### [Required task]
Scan the records and identify every line in which the string "مبارک" occurs, then return those lines.

____ The records

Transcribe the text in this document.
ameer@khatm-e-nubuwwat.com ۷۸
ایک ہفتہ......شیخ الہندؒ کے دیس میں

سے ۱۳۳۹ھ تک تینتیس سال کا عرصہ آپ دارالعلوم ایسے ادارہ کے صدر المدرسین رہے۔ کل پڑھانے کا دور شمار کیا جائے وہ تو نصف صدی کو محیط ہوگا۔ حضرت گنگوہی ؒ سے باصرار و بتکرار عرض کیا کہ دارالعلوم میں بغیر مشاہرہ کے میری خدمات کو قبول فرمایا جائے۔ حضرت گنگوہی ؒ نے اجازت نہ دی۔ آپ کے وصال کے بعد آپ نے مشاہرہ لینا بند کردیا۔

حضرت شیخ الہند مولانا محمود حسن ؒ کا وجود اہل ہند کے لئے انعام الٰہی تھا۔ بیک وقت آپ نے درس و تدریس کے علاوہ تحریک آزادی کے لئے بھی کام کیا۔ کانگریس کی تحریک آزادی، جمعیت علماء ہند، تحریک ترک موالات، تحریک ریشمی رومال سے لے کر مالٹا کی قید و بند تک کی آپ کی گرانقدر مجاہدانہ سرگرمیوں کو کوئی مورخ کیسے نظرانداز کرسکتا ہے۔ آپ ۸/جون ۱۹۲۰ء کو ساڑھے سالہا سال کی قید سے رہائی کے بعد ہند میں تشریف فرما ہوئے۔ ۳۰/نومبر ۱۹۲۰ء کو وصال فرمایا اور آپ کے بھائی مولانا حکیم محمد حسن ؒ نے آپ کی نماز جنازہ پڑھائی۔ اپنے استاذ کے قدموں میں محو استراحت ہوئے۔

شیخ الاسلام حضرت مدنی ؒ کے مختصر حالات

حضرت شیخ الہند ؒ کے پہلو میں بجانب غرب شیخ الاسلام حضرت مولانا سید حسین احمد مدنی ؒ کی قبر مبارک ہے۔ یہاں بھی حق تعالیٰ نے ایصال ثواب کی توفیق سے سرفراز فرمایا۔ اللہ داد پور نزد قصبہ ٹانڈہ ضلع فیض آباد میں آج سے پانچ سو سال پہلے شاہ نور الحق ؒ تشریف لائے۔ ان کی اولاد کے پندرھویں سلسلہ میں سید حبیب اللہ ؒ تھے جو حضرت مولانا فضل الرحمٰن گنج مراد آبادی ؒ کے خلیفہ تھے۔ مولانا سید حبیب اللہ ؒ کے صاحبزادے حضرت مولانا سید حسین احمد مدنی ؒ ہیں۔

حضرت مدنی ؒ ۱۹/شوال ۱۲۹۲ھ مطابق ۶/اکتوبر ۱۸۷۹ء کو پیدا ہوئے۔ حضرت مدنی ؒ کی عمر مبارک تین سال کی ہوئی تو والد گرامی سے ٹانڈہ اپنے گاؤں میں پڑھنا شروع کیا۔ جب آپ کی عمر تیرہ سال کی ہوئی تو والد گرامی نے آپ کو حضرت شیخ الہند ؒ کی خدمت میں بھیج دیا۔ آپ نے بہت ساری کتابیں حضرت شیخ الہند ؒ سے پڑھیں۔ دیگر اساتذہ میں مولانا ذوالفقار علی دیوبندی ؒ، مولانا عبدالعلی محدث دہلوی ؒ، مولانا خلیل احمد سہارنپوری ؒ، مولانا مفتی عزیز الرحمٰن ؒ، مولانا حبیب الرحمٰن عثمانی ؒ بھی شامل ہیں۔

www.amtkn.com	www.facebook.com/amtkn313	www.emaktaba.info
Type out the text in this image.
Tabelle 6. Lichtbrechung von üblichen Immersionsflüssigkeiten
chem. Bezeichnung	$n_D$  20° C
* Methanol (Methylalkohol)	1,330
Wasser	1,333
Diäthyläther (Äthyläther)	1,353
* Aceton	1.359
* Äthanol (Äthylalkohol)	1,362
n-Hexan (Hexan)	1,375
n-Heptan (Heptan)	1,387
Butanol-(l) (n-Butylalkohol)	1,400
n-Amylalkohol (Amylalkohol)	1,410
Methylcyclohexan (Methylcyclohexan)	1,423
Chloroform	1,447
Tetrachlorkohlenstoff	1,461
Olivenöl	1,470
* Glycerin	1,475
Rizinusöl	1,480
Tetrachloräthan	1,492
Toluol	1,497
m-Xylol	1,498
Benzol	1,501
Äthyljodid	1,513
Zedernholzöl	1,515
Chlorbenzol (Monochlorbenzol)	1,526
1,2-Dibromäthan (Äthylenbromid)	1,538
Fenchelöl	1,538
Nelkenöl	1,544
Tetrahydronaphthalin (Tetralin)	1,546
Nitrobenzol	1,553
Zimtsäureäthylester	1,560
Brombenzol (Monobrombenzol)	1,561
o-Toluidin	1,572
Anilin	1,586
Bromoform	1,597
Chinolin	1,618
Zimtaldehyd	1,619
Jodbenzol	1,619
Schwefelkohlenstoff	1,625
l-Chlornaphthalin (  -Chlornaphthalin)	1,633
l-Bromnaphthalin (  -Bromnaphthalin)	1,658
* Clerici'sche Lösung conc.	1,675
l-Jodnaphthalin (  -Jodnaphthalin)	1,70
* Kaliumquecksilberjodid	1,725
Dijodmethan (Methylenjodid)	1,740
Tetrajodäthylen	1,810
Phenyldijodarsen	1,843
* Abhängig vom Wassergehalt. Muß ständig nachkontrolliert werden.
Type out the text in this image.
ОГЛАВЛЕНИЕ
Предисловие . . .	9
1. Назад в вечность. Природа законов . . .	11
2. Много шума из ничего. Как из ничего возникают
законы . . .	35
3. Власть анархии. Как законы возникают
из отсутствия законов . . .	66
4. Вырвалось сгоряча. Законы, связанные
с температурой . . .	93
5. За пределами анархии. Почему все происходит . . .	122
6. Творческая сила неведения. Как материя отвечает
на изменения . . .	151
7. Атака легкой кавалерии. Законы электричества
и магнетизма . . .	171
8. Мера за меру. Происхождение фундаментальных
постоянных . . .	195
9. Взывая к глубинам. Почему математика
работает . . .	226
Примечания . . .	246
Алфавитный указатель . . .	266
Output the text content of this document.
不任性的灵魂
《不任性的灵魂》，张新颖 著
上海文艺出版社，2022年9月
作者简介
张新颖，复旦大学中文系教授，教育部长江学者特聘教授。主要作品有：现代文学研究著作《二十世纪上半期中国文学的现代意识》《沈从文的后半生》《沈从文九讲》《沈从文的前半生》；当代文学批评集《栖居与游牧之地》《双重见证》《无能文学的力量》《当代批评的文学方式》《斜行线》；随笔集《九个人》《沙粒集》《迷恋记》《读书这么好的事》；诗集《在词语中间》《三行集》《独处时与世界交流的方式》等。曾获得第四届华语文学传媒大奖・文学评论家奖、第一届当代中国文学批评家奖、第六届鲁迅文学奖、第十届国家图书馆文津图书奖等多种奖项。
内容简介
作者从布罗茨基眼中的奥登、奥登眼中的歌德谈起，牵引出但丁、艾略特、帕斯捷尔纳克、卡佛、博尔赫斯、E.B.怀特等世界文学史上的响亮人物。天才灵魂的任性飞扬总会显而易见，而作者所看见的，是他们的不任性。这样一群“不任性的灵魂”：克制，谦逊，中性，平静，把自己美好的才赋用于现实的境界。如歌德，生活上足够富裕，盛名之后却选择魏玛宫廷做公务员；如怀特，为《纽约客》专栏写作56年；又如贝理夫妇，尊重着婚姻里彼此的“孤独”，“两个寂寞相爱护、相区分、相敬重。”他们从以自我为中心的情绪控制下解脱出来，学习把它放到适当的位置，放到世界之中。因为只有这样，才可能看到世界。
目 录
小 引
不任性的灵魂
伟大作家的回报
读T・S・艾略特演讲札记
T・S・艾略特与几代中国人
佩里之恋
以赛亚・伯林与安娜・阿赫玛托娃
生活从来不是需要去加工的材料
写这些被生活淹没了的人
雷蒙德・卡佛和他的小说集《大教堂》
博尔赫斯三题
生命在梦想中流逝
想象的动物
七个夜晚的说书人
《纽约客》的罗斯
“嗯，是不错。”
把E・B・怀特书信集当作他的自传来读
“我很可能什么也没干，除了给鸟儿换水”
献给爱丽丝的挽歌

________

### [Exercise response]
حضرت شیخ الہند ؒ کے پہلو میں بجانب غرب شیخ الاسلام حضرت مولانا سید حسین احمد مدنی ؒ کی قبر مبارک ہے۔ یہاں بھی حق تعالیٰ نے ایصال ثواب کی توفیق سے سرفراز فرمایا۔ اللہ داد پور نزد قصبہ ٹانڈہ ضلع فیض آباد میں آج سے پانچ سو سال پہلے شاہ نور الحق ؒ تشریف لائے۔ ان کی اولاد کے پندرھویں سلسلہ میں سید حبیب اللہ ؒ تھے جو حضرت مولانا فضل الرحمٰن گنج مراد آبادی ؒ کے خلیفہ تھے۔ مولانا سید حبیب اللہ ؒ کے صاحبزادے حضرت مولانا سید حسین احمد مدنی ؒ ہیں۔
حضرت مدنی ؒ ۱۹/شوال ۱۲۹۲ھ مطابق ۶/اکتوبر ۱۸۷۹ء کو پیدا ہوئے۔ حضرت مدنی ؒ کی عمر مبارک تین سال کی ہوئی تو والد گرامی سے ٹانڈہ اپنے گاؤں میں پڑھنا شروع کیا۔ جب آپ کی عمر تیرہ سال کی ہوئی تو والد گرامی نے آپ کو حضرت شیخ الہند ؒ کی خدمت میں بھیج دیا۔ آپ نے بہت ساری کتابیں حضرت شیخ الہند ؒ سے پڑھیں۔ دیگر اساتذہ میں مولانا ذوالفقار علی دیوبندی ؒ، مولانا عبدالعلی محدث دہلوی ؒ، مولانا خلیل احمد سہارنپوری ؒ، مولانا مفتی عزیز الرحمٰن ؒ، مولانا حبیب الرحمٰن عثمانی ؒ بھی شامل ہیں۔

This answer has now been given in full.